● **Excerpted data**
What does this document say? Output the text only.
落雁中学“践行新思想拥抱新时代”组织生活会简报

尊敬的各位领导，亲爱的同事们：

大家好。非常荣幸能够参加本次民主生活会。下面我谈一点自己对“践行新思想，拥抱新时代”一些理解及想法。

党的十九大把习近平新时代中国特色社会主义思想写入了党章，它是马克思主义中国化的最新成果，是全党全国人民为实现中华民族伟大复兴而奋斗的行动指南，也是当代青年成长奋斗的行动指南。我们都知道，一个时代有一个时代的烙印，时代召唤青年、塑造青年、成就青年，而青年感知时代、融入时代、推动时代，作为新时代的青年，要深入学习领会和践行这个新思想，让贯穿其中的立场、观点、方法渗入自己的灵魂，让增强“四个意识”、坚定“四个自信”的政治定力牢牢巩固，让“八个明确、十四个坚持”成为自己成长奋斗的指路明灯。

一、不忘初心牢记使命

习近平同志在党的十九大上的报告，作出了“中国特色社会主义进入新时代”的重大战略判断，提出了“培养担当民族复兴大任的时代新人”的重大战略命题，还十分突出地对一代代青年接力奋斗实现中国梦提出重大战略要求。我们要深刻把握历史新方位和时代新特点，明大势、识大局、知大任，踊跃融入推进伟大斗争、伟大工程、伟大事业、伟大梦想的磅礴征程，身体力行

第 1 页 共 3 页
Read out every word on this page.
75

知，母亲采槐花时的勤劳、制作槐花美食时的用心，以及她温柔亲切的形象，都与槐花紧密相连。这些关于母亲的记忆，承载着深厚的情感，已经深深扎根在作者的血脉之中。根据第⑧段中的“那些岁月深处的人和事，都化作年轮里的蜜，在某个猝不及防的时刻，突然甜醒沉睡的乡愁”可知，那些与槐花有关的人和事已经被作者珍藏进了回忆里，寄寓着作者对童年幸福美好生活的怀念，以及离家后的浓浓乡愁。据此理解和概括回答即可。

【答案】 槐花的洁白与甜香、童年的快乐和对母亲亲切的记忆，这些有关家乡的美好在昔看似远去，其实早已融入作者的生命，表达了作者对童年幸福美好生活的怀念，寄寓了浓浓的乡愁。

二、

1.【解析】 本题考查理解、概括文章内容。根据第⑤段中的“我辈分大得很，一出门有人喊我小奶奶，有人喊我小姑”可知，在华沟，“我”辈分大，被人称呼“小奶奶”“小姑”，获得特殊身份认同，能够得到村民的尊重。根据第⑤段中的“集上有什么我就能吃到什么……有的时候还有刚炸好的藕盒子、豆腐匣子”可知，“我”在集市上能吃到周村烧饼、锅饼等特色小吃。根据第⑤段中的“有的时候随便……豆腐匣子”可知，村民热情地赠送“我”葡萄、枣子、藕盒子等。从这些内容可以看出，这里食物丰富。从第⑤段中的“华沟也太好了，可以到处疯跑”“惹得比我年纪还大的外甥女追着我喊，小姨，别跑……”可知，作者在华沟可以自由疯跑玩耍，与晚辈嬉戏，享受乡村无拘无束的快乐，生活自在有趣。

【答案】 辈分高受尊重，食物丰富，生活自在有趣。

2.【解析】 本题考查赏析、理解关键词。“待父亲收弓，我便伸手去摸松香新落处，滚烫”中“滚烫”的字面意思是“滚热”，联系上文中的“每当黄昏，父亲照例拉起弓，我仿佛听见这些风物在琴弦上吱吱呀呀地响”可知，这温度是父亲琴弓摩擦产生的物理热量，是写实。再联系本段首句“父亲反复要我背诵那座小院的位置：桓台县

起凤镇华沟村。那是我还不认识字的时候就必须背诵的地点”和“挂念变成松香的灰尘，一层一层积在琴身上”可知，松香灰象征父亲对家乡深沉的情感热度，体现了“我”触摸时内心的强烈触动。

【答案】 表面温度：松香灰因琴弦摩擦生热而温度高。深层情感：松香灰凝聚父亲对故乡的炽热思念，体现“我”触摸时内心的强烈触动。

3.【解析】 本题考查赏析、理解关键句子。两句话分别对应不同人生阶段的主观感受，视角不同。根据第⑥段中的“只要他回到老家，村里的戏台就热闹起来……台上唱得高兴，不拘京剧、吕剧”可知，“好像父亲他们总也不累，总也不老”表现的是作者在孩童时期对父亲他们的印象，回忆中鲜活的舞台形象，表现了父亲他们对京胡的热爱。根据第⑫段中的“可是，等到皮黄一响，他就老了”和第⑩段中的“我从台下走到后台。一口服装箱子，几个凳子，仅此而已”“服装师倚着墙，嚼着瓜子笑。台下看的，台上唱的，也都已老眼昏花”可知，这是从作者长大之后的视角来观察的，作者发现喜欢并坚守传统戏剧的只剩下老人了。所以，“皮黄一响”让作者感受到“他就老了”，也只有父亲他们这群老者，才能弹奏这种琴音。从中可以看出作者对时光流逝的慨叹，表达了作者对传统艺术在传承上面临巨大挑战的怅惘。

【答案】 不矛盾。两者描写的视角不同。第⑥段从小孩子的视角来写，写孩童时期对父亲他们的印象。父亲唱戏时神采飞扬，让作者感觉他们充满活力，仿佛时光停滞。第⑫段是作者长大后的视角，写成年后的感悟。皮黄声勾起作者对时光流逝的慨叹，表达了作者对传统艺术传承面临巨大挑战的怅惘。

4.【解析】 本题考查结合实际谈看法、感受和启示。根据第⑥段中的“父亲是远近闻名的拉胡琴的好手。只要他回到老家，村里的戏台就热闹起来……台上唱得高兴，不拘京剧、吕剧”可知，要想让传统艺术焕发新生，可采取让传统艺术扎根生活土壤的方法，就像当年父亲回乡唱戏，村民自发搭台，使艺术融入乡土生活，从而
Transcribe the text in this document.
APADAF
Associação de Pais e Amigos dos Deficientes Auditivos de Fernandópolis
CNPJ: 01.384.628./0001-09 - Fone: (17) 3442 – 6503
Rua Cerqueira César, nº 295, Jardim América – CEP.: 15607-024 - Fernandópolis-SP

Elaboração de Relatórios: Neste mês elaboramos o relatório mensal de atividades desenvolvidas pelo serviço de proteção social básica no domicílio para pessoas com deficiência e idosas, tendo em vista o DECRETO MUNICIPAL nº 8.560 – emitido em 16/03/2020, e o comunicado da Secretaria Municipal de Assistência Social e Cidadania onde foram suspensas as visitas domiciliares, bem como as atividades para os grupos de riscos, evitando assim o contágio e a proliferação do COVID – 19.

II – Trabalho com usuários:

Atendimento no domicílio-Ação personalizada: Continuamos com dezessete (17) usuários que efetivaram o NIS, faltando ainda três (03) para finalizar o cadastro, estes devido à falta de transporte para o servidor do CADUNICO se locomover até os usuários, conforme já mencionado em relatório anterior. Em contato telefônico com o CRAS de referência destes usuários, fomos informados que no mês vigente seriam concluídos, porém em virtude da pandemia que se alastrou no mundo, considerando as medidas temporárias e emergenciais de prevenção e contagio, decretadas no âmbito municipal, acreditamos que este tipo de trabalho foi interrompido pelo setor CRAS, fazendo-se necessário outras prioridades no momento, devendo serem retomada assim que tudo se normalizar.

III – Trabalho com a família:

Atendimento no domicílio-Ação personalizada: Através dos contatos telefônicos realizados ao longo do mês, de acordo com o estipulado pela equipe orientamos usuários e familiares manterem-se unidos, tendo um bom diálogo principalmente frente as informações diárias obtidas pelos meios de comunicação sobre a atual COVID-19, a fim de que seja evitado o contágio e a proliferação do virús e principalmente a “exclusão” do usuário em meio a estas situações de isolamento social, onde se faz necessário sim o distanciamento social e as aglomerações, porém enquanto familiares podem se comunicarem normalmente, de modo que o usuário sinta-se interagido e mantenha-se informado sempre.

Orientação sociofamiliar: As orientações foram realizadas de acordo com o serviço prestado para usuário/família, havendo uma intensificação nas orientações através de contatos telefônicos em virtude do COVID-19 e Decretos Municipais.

● **Directive**
Nothing in the listing may be changed; retype it all exactly.

● **Task solution**
What does this document say? Output the text only.
落雁中学“践行新思想拥抱新时代”组织生活会简报

尊敬的各位领导，亲爱的同事们：

大家好。非常荣幸能够参加本次民主生活会。下面我谈一点自己对“践行新思想，拥抱新时代”一些理解及想法。

党的十九大把习近平新时代中国特色社会主义思想写入了党章，它是马克思主义中国化的最新成果，是全党全国人民为实现中华民族伟大复兴而奋斗的行动指南，也是当代青年成长奋斗的行动指南。我们都知道，一个时代有一个时代的烙印，时代召唤青年、塑造青年、成就青年，而青年感知时代、融入时代、推动时代，作为新时代的青年，要深入学习领会和践行这个新思想，让贯穿其中的立场、观点、方法渗入自己的灵魂，让增强“四个意识”、坚定“四个自信”的政治定力牢牢巩固，让“八个明确、十四个坚持”成为自己成长奋斗的指路明灯。

一、不忘初心牢记使命

习近平同志在党的十九大上的报告，作出了“中国特色社会主义进入新时代”的重大战略判断，提出了“培养担当民族复兴大任的时代新人”的重大战略命题，还十分突出地对一代代青年接力奋斗实现中国梦提出重大战略要求。我们要深刻把握历史新方位和时代新特点，明大势、识大局、知大任，踊跃融入推进伟大斗争、伟大工程、伟大事业、伟大梦想的磅礴征程，身体力行

第 1 页 共 3 页
Read out every word on this page.
75

知，母亲采槐花时的勤劳、制作槐花美食时的用心，以及她温柔亲切的形象，都与槐花紧密相连。这些关于母亲的记忆，承载着深厚的情感，已经深深扎根在作者的血脉之中。根据第⑧段中的“那些岁月深处的人和事，都化作年轮里的蜜，在某个猝不及防的时刻，突然甜醒沉睡的乡愁”可知，那些与槐花有关的人和事已经被作者珍藏进了回忆里，寄寓着作者对童年幸福美好生活的怀念，以及离家后的浓浓乡愁。据此理解和概括回答即可。

【答案】 槐花的洁白与甜香、童年的快乐和对母亲亲切的记忆，这些有关家乡的美好在昔看似远去，其实早已融入作者的生命，表达了作者对童年幸福美好生活的怀念，寄寓了浓浓的乡愁。

二、

1.【解析】 本题考查理解、概括文章内容。根据第⑤段中的“我辈分大得很，一出门有人喊我小奶奶，有人喊我小姑”可知，在华沟，“我”辈分大，被人称呼“小奶奶”“小姑”，获得特殊身份认同，能够得到村民的尊重。根据第⑤段中的“集上有什么我就能吃到什么……有的时候还有刚炸好的藕盒子、豆腐匣子”可知，“我”在集市上能吃到周村烧饼、锅饼等特色小吃。根据第⑤段中的“有的时候随便……豆腐匣子”可知，村民热情地赠送“我”葡萄、枣子、藕盒子等。从这些内容可以看出，这里食物丰富。从第⑤段中的“华沟也太好了，可以到处疯跑”“惹得比我年纪还大的外甥女追着我喊，小姨，别跑……”可知，作者在华沟可以自由疯跑玩耍，与晚辈嬉戏，享受乡村无拘无束的快乐，生活自在有趣。

【答案】 辈分高受尊重，食物丰富，生活自在有趣。

2.【解析】 本题考查赏析、理解关键词。“待父亲收弓，我便伸手去摸松香新落处，滚烫”中“滚烫”的字面意思是“滚热”，联系上文中的“每当黄昏，父亲照例拉起弓，我仿佛听见这些风物在琴弦上吱吱呀呀地响”可知，这温度是父亲琴弓摩擦产生的物理热量，是写实。再联系本段首句“父亲反复要我背诵那座小院的位置：桓台县

起凤镇华沟村。那是我还不认识字的时候就必须背诵的地点”和“挂念变成松香的灰尘，一层一层积在琴身上”可知，松香灰象征父亲对家乡深沉的情感热度，体现了“我”触摸时内心的强烈触动。

【答案】 表面温度：松香灰因琴弦摩擦生热而温度高。深层情感：松香灰凝聚父亲对故乡的炽热思念，体现“我”触摸时内心的强烈触动。

3.【解析】 本题考查赏析、理解关键句子。两句话分别对应不同人生阶段的主观感受，视角不同。根据第⑥段中的“只要他回到老家，村里的戏台就热闹起来……台上唱得高兴，不拘京剧、吕剧”可知，“好像父亲他们总也不累，总也不老”表现的是作者在孩童时期对父亲他们的印象，回忆中鲜活的舞台形象，表现了父亲他们对京胡的热爱。根据第⑫段中的“可是，等到皮黄一响，他就老了”和第⑩段中的“我从台下走到后台。一口服装箱子，几个凳子，仅此而已”“服装师倚着墙，嚼着瓜子笑。台下看的，台上唱的，也都已老眼昏花”可知，这是从作者长大之后的视角来观察的，作者发现喜欢并坚守传统戏剧的只剩下老人了。所以，“皮黄一响”让作者感受到“他就老了”，也只有父亲他们这群老者，才能弹奏这种琴音。从中可以看出作者对时光流逝的慨叹，表达了作者对传统艺术在传承上面临巨大挑战的怅惘。

【答案】 不矛盾。两者描写的视角不同。第⑥段从小孩子的视角来写，写孩童时期对父亲他们的印象。父亲唱戏时神采飞扬，让作者感觉他们充满活力，仿佛时光停滞。第⑫段是作者长大后的视角，写成年后的感悟。皮黄声勾起作者对时光流逝的慨叹，表达了作者对传统艺术传承面临巨大挑战的怅惘。

4.【解析】 本题考查结合实际谈看法、感受和启示。根据第⑥段中的“父亲是远近闻名的拉胡琴的好手。只要他回到老家，村里的戏台就热闹起来……台上唱得高兴，不拘京剧、吕剧”可知，要想让传统艺术焕发新生，可采取让传统艺术扎根生活土壤的方法，就像当年父亲回乡唱戏，村民自发搭台，使艺术融入乡土生活，从而
Transcribe the text in this document.
APADAF
Associação de Pais e Amigos dos Deficientes Auditivos de Fernandópolis
CNPJ: 01.384.628./0001-09 - Fone: (17) 3442 – 6503
Rua Cerqueira César, nº 295, Jardim América – CEP.: 15607-024 - Fernandópolis-SP

Elaboração de Relatórios: Neste mês elaboramos o relatório mensal de atividades desenvolvidas pelo serviço de proteção social básica no domicílio para pessoas com deficiência e idosas, tendo em vista o DECRETO MUNICIPAL nº 8.560 – emitido em 16/03/2020, e o comunicado da Secretaria Municipal de Assistência Social e Cidadania onde foram suspensas as visitas domiciliares, bem como as atividades para os grupos de riscos, evitando assim o contágio e a proliferação do COVID – 19.

II – Trabalho com usuários:

Atendimento no domicílio-Ação personalizada: Continuamos com dezessete (17) usuários que efetivaram o NIS, faltando ainda três (03) para finalizar o cadastro, estes devido à falta de transporte para o servidor do CADUNICO se locomover até os usuários, conforme já mencionado em relatório anterior. Em contato telefônico com o CRAS de referência destes usuários, fomos informados que no mês vigente seriam concluídos, porém em virtude da pandemia que se alastrou no mundo, considerando as medidas temporárias e emergenciais de prevenção e contagio, decretadas no âmbito municipal, acreditamos que este tipo de trabalho foi interrompido pelo setor CRAS, fazendo-se necessário outras prioridades no momento, devendo serem retomada assim que tudo se normalizar.

III – Trabalho com a família:

Atendimento no domicílio-Ação personalizada: Através dos contatos telefônicos realizados ao longo do mês, de acordo com o estipulado pela equipe orientamos usuários e familiares manterem-se unidos, tendo um bom diálogo principalmente frente as informações diárias obtidas pelos meios de comunicação sobre a atual COVID-19, a fim de que seja evitado o contágio e a proliferação do virús e principalmente a “exclusão” do usuário em meio a estas situações de isolamento social, onde se faz necessário sim o distanciamento social e as aglomerações, porém enquanto familiares podem se comunicarem normalmente, de modo que o usuário sinta-se interagido e mantenha-se informado sempre.

Orientação sociofamiliar: As orientações foram realizadas de acordo com o serviço prestado para usuário/família, havendo uma intensificação nas orientações através de contatos telefônicos em virtude do COVID-19 e Decretos Municipais.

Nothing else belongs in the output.